→ Task objective
Go through the entries below, tally each line with the string "nóng", and give the final number by itself.

(Data entries)
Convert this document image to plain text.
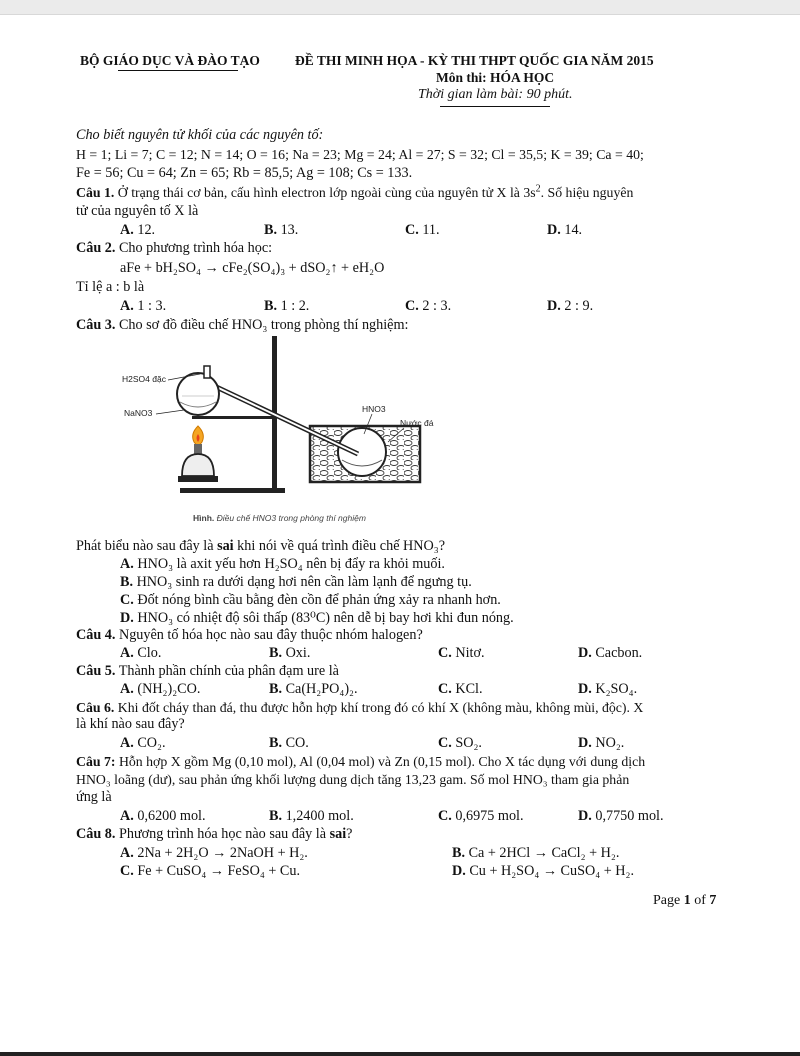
BỘ GIÁO DỤC VÀ ĐÀO TẠO	ĐỀ THI MINH HỌA - KỲ THI THPT QUỐC GIA NĂM 2015
Môn thi: HÓA HỌC
Thời gian làm bài: 90 phút.
Cho biết nguyên tử khối của các nguyên tố:
H = 1; Li = 7; C = 12; N = 14; O = 16; Na = 23; Mg = 24; Al = 27; S = 32; Cl = 35,5; K = 39; Ca = 40;
Fe = 56; Cu = 64; Zn = 65; Rb = 85,5; Ag = 108; Cs = 133.
Câu 1. Ở trạng thái cơ bản, cấu hình electron lớp ngoài cùng của nguyên tử X là $3s^2$. Số hiệu nguyên
tử của nguyên tố X là
A. 12.	B. 13.	C. 11.	D. 14.
Câu 2. Cho phương trình hóa học:
aFe + bH₂SO₄ → cFe₂(SO₄)₃ + dSO₂↑ + eH₂O
Tỉ lệ a : b là
A. 1 : 3.	B. 1 : 2.	C. 2 : 3.	D. 2 : 9.
Câu 3. Cho sơ đồ điều chế HNO₃ trong phòng thí nghiệm:
H2SO4 đặc
NaNO3	HNO3
Nước đá
Hình. Điều chế HNO3 trong phòng thí nghiệm
Phát biểu nào sau đây là sai khi nói về quá trình điều chế HNO₃?
A. HNO₃ là axit yếu hơn H₂SO₄ nên bị đẩy ra khỏi muối.
B. HNO₃ sinh ra dưới dạng hơi nên cần làm lạnh để ngưng tụ.
C. Đốt nóng bình cầu bằng đèn cồn để phản ứng xảy ra nhanh hơn.
D. HNO₃ có nhiệt độ sôi thấp (83⁰C) nên dễ bị bay hơi khi đun nóng.
Câu 4. Nguyên tố hóa học nào sau đây thuộc nhóm halogen?
A. Clo.	B. Oxi.	C. Nitơ.	D. Cacbon.
Câu 5. Thành phần chính của phân đạm ure là
A. (NH₂)₂CO.	B. Ca(H₂PO₄)₂.	C. KCl.	D. K₂SO₄.
Câu 6. Khi đốt cháy than đá, thu được hỗn hợp khí trong đó có khí X (không màu, không mùi, độc). X
là khí nào sau đây?
A. CO₂.	B. CO.	C. SO₂.	D. NO₂.
Câu 7: Hỗn hợp X gồm Mg (0,10 mol), Al (0,04 mol) và Zn (0,15 mol). Cho X tác dụng với dung dịch
HNO₃ loãng (dư), sau phản ứng khối lượng dung dịch tăng 13,23 gam. Số mol HNO₃ tham gia phản
ứng là
A. 0,6200 mol.	B. 1,2400 mol.	C. 0,6975 mol.	D. 0,7750 mol.
Câu 8. Phương trình hóa học nào sau đây là sai?
A. 2Na + 2H₂O → 2NaOH + H₂.	B. Ca + 2HCl → CaCl₂ + H₂.
C. Fe + CuSO₄ → FeSO₄ + Cu.	D. Cu + H₂SO₄ → CuSO₄ + H₂.
Page 1 of 7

→ Output of the exercise
2